→ TASK TO CARRY OUT
Set down word for word the passage of the cache warming article below that starts with "Cache Warming: Know it's" and goes on through "page load times.".

Cache Warming: Know it's Importance to Improve Website Performance

Cache Warming: Know it’s Importance to Improve Website Performance

What is Cache Warming?

Warming up cache is when websites artificially fill the cache to ensure that real visitors always have access to it when needed. Essentially, it warms up the cache for visits rather than serving the first visitor a cache miss (thus the word ‘warming’, as in warming up a car engine). We’re frequently asked at Payoda if users should employ cache warming to enhance the possibility that their visitors will be provided content from the cache and, as a result, reduce page load times.

What is the Purpose of a Cache?

What is a Cache Hit vs. a Cache Miss?

Modern websites are continuously being updated — whether it’s a media site changing the articles on their homepage or an eCommerce site updating the inventory of a particular product — files are set to expire after a specific duration, which may be a minute or an hour. Therefore, when a cached file expires, it must be re-collected from the origin server.

→ DATA SHOWN
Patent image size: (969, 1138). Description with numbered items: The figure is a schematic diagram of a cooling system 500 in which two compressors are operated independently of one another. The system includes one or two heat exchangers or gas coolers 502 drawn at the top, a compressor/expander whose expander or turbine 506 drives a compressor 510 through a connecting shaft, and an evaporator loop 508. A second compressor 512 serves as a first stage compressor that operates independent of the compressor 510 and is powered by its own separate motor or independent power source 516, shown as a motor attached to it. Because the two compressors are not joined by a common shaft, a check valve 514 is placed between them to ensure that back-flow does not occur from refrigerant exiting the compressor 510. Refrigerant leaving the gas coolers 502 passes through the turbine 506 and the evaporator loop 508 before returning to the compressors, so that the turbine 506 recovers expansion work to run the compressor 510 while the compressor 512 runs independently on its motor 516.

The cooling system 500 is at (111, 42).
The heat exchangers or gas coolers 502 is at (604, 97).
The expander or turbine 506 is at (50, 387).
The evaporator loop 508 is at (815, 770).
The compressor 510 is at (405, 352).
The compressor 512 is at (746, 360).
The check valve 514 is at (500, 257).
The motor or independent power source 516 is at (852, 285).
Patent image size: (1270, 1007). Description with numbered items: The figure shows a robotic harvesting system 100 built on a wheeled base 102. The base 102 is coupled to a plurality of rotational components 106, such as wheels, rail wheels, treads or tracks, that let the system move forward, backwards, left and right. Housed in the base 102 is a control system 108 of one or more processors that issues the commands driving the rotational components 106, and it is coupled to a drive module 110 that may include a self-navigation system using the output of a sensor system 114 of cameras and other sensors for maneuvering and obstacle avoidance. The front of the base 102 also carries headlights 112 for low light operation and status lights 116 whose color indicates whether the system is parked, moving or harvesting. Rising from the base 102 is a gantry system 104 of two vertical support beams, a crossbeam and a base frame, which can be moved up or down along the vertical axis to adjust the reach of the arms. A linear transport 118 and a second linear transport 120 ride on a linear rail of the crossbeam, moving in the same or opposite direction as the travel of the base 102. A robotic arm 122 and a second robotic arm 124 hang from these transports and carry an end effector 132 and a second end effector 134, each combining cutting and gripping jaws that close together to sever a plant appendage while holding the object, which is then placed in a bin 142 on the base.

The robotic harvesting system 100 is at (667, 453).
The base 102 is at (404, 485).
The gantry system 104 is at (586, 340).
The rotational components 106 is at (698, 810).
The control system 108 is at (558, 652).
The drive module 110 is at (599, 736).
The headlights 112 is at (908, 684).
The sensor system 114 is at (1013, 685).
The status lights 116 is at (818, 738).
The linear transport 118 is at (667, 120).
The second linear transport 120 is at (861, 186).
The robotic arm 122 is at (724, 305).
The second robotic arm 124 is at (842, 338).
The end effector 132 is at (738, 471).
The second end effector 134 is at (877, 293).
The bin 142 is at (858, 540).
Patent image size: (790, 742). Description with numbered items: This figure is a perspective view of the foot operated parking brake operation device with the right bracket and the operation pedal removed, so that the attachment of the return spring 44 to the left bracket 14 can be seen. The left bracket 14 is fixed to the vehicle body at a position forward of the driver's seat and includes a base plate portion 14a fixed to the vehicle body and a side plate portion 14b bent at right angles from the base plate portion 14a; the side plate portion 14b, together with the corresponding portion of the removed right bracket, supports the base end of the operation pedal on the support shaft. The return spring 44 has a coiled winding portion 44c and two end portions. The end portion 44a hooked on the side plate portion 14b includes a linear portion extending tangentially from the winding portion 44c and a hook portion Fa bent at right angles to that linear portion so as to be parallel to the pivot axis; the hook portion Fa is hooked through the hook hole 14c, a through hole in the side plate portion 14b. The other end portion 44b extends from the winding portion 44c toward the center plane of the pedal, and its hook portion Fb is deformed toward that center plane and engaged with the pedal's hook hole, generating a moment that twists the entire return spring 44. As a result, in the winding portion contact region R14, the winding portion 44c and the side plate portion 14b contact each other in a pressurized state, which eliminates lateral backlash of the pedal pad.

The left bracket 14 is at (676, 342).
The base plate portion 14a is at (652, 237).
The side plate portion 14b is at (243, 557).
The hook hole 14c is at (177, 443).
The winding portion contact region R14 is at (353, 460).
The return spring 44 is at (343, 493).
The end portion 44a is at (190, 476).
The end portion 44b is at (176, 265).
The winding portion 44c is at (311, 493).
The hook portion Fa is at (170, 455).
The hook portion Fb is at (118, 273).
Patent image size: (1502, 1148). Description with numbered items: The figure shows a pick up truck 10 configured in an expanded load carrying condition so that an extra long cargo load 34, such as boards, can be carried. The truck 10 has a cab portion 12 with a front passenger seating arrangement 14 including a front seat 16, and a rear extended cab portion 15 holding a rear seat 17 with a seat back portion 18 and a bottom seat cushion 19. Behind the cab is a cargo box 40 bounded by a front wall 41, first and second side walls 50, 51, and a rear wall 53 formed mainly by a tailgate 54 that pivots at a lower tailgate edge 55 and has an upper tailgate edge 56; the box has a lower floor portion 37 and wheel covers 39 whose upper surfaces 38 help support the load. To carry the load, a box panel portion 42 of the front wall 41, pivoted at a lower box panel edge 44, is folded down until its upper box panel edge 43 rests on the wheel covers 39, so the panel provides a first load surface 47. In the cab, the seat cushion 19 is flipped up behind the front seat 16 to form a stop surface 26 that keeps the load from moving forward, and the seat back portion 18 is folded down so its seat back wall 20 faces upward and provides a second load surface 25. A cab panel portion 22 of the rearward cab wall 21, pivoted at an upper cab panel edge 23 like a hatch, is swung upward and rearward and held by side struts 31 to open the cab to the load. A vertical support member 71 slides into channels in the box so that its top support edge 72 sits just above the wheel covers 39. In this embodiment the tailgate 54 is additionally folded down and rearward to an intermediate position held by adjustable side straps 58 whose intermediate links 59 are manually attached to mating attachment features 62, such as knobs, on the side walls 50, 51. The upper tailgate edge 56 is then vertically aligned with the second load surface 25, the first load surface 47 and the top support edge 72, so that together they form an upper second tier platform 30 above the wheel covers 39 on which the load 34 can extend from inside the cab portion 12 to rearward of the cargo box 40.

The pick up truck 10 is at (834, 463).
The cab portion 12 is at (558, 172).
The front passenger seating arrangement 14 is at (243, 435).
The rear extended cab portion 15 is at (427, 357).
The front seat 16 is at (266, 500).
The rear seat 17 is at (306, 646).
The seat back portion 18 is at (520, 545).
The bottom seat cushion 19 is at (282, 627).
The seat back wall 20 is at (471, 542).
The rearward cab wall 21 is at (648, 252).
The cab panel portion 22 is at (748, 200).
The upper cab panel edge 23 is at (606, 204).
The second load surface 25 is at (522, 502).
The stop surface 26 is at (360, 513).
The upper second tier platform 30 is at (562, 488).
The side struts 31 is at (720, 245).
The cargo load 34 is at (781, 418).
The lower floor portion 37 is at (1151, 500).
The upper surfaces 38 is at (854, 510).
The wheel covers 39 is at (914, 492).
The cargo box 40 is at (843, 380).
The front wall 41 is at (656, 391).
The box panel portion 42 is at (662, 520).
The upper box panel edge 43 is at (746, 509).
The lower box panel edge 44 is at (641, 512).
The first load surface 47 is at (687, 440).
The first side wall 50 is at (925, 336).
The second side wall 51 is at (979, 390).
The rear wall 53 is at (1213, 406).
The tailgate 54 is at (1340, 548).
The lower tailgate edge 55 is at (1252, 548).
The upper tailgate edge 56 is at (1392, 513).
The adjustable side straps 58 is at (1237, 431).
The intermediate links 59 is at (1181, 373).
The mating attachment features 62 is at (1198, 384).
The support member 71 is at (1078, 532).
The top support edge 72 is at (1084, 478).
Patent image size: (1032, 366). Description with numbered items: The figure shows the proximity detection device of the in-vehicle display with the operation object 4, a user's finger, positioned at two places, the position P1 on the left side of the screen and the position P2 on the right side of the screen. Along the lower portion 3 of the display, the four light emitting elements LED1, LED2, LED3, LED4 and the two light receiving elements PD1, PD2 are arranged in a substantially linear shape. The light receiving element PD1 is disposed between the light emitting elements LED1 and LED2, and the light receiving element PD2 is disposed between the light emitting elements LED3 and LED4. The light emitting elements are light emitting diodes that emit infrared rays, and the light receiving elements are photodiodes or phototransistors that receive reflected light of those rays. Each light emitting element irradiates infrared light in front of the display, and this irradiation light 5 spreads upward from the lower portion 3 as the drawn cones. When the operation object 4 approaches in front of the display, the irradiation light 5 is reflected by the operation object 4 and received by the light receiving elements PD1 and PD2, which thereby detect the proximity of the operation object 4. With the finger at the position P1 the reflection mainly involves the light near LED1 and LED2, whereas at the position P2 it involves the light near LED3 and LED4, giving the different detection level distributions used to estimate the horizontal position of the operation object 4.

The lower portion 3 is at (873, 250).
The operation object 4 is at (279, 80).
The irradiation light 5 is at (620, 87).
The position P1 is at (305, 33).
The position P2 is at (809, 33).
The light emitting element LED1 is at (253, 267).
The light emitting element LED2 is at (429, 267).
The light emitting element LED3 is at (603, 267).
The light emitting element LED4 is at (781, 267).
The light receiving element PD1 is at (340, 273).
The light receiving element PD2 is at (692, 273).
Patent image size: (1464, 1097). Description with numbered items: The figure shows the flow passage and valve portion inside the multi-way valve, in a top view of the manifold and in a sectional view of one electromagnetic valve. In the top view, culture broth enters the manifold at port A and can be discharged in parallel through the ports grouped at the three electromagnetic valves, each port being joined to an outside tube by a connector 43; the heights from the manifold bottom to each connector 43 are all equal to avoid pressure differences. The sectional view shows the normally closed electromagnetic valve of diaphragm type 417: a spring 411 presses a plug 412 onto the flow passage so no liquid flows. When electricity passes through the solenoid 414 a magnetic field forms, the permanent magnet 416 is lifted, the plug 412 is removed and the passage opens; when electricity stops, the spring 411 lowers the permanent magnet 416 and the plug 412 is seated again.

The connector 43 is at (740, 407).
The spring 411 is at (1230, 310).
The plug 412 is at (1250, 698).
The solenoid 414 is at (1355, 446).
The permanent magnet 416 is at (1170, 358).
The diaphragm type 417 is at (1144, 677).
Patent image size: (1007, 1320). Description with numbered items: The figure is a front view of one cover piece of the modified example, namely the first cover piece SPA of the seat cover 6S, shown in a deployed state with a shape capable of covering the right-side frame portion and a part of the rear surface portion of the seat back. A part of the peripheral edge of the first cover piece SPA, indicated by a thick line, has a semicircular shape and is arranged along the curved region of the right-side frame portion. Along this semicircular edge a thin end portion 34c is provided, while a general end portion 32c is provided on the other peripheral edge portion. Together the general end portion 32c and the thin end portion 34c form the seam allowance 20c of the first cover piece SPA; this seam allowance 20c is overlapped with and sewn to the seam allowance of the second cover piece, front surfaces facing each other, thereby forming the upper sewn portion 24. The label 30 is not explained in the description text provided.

→ TASK ANSWER
Cache Warming: Know it's Importance to Improve Website Performance

Cache Warming: Know it’s Importance to Improve Website Performance

What is Cache Warming?

Warming up cache is when websites artificially fill the cache to ensure that real visitors always have access to it when needed. Essentially, it warms up the cache for visits rather than serving the first visitor a cache miss (thus the word ‘warming’, as in warming up a car engine). We’re frequently asked at Payoda if users should employ cache warming to enhance the possibility that their visitors will be provided content from the cache and, as a result, reduce page load times.